## Direction
Go through the listing and return every line with "кабинеты" in it.

## Dataset records

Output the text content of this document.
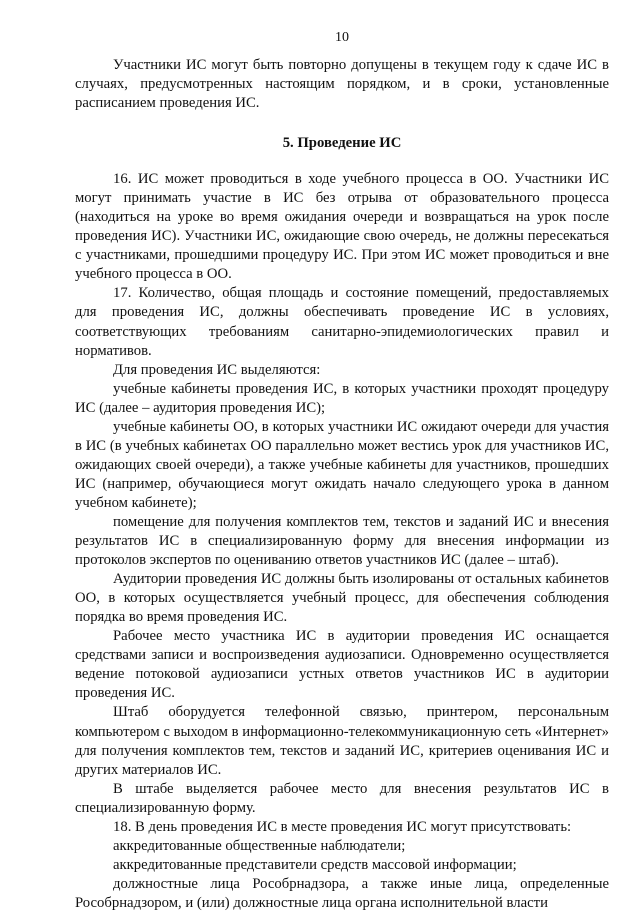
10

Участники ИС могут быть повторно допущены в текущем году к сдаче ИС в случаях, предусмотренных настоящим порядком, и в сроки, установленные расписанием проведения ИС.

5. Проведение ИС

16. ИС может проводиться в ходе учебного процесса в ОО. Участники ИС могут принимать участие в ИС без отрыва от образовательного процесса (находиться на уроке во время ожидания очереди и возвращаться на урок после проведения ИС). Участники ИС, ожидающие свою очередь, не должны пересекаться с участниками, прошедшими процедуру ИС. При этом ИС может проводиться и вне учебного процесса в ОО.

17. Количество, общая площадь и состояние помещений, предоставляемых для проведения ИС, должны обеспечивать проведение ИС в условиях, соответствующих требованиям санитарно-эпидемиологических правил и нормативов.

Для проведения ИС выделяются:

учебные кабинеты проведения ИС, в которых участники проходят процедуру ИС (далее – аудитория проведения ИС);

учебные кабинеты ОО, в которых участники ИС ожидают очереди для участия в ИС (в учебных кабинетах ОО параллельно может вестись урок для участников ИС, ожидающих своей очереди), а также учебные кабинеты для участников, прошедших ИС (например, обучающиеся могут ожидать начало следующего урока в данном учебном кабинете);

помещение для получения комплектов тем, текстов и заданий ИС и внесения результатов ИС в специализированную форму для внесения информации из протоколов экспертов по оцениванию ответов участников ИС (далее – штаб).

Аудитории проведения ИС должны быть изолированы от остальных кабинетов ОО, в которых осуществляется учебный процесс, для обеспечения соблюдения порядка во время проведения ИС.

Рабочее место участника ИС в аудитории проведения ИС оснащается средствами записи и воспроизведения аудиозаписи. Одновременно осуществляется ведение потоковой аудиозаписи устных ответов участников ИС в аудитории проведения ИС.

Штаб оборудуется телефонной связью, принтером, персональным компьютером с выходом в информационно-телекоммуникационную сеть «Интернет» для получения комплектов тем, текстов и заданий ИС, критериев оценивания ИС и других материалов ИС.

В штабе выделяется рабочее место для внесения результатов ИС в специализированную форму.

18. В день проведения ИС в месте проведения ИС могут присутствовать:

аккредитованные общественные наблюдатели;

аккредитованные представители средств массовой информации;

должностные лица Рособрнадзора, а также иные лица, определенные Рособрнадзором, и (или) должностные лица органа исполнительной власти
--
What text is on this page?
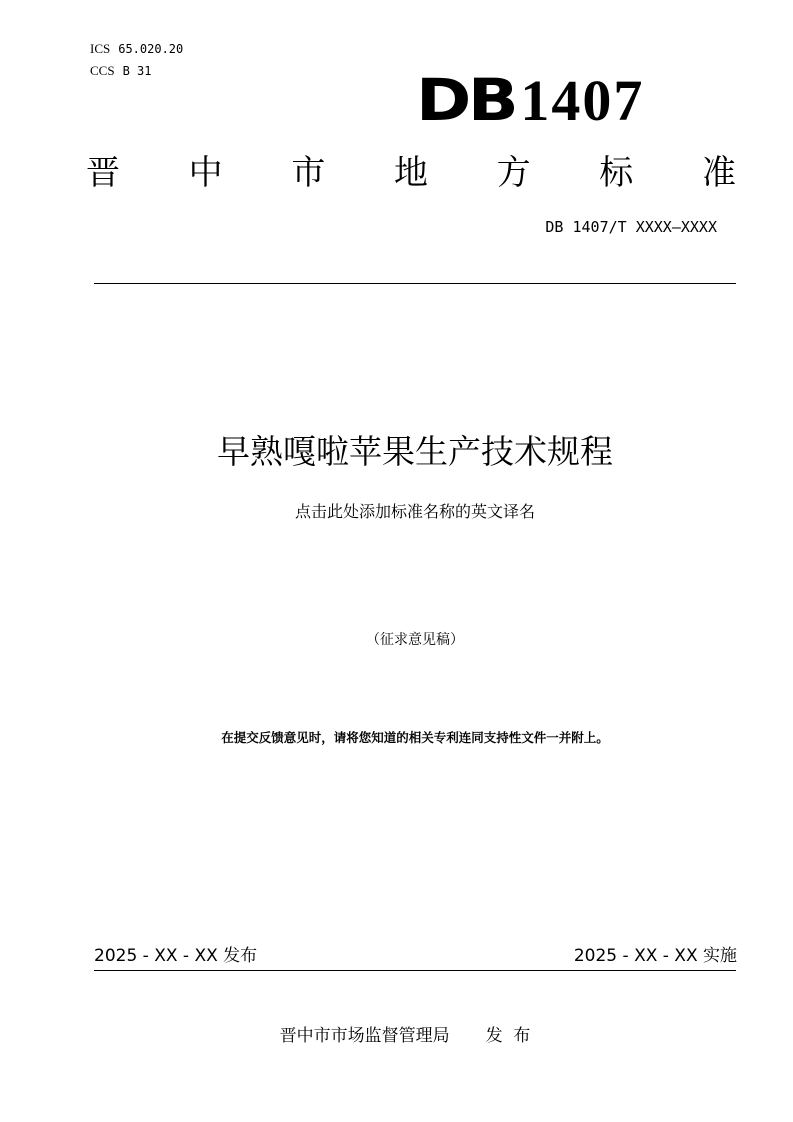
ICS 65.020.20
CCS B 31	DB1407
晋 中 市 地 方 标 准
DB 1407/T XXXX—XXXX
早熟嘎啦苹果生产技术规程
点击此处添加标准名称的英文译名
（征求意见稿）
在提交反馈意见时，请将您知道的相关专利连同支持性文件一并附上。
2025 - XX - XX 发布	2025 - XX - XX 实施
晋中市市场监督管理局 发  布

## Expected answer
учебные кабинеты проведения ИС, в которых участники проходят процедуру ИС (далее – аудитория проведения ИС);
учебные кабинеты ОО, в которых участники ИС ожидают очереди для участия в ИС (в учебных кабинетах ОО параллельно может вестись урок для участников ИС, ожидающих своей очереди), а также учебные кабинеты для участников, прошедших ИС (например, обучающиеся могут ожидать начало следующего урока в данном учебном кабинете);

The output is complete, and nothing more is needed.